Saved data entries:
## BEGIN
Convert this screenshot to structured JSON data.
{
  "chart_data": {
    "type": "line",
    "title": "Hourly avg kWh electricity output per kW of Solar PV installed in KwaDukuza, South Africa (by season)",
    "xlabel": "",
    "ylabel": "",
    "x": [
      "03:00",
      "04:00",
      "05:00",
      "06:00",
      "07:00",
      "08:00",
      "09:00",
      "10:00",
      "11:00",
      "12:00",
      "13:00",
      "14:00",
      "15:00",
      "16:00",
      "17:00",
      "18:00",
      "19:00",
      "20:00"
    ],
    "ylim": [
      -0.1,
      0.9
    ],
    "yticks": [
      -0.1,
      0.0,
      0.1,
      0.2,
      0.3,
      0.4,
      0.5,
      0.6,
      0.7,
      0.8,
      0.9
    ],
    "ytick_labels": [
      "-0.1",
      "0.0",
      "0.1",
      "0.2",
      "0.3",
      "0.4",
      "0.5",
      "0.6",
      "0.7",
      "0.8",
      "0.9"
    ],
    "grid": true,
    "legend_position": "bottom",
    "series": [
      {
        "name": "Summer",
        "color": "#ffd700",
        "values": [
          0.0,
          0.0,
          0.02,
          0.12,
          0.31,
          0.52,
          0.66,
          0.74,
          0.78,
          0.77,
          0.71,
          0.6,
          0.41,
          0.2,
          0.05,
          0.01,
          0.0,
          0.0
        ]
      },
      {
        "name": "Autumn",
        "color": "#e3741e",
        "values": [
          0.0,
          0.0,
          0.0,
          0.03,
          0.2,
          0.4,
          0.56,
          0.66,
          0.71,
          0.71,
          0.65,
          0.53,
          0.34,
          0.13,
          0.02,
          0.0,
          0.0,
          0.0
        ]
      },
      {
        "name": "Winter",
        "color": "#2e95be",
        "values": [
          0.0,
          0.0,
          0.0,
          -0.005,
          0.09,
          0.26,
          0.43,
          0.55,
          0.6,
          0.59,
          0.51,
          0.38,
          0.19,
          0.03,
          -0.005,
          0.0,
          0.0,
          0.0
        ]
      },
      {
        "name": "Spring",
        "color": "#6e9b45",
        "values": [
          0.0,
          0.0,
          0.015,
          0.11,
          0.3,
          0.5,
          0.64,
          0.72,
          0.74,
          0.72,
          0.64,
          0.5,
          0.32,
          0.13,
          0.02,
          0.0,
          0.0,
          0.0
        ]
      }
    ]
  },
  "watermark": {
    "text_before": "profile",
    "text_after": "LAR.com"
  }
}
## END
» **TASK**: Show each line holding the word "color".

» **PROBLEM SOLUTION**:
        "color": "#ffd700",
        "color": "#e3741e",
        "color": "#2e95be",
        "color": "#6e9b45",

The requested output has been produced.